- [GOAL]: Below are the records. List every line holding the word "Bohren".

- [INPUT DATA]:
[Start]

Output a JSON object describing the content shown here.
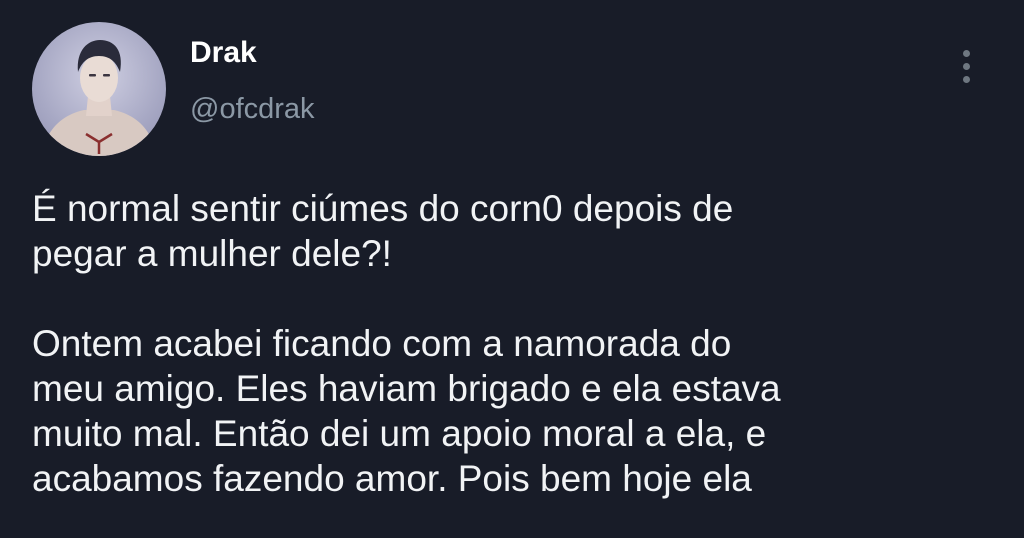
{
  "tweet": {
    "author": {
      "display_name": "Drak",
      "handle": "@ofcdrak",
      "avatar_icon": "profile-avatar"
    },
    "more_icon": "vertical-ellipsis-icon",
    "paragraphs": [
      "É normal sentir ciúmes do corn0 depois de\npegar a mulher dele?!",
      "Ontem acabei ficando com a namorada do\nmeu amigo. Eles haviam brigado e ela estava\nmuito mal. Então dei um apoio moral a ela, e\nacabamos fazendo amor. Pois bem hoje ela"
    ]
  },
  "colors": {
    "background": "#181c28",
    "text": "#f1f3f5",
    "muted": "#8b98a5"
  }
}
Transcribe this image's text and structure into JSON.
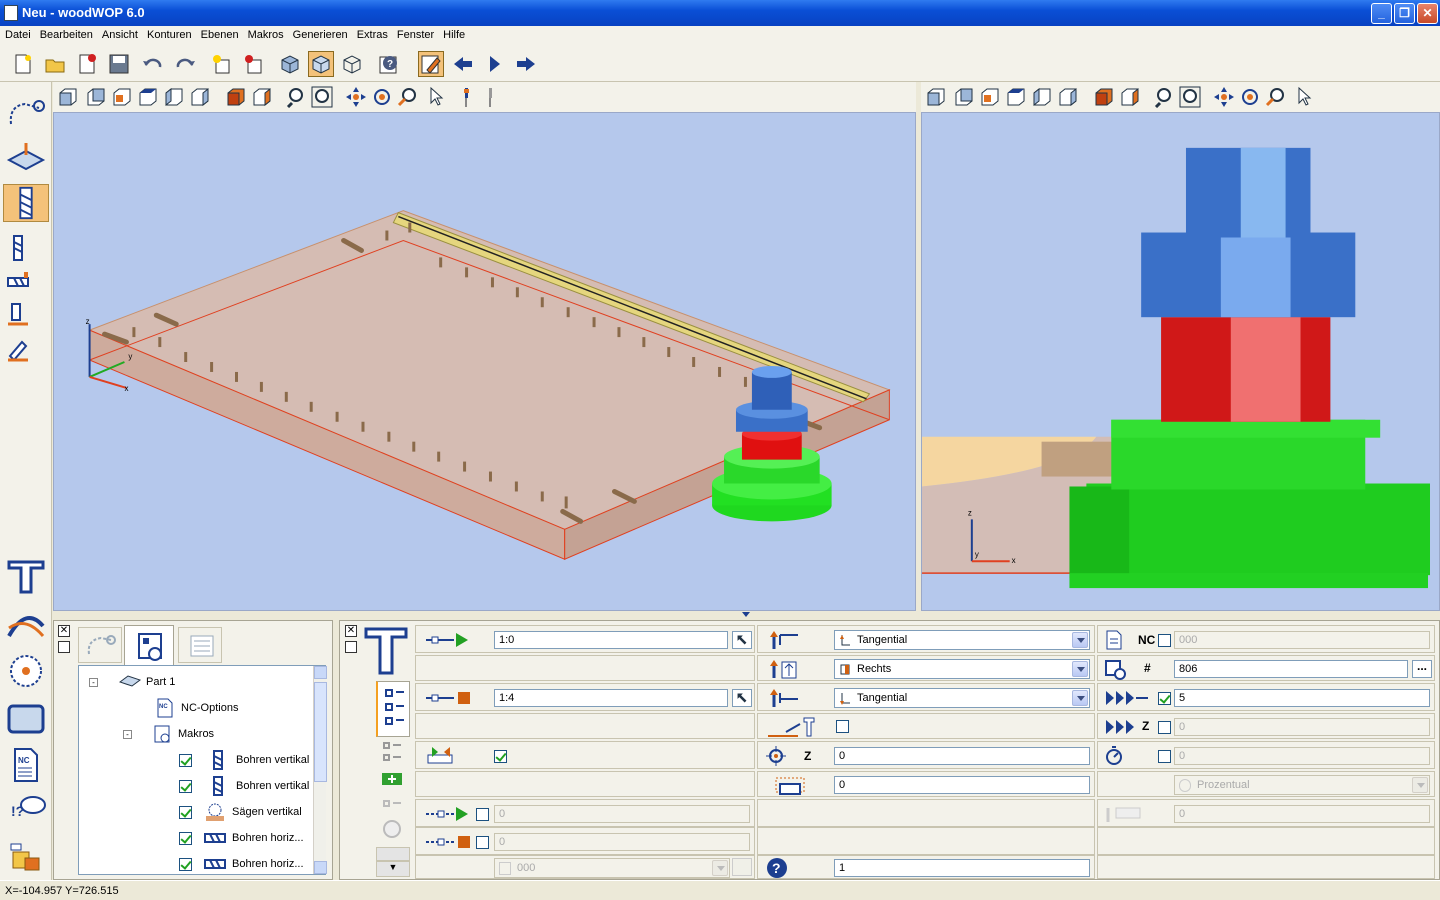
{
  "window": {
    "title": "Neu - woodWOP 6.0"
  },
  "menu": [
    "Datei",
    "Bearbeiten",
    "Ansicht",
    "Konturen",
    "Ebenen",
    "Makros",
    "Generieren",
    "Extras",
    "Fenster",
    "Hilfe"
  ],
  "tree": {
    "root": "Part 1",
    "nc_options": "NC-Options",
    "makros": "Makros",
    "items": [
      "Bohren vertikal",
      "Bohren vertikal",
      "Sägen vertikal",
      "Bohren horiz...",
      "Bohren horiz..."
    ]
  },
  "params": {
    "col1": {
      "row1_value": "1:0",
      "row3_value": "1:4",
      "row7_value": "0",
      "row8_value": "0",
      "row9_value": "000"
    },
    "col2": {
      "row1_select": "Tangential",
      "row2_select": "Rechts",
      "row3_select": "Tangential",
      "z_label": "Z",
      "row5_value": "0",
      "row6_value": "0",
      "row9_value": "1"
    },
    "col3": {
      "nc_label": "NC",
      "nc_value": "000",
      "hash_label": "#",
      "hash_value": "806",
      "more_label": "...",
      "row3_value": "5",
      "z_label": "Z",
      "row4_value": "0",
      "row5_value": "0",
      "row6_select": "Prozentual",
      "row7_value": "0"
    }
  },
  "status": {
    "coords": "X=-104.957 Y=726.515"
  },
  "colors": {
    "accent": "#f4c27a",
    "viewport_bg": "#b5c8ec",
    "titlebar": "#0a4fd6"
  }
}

[End]

- [THE OUTPUT]:
      "Bohren vertikal",
      "Bohren vertikal",
      "Bohren horiz...",
      "Bohren horiz..."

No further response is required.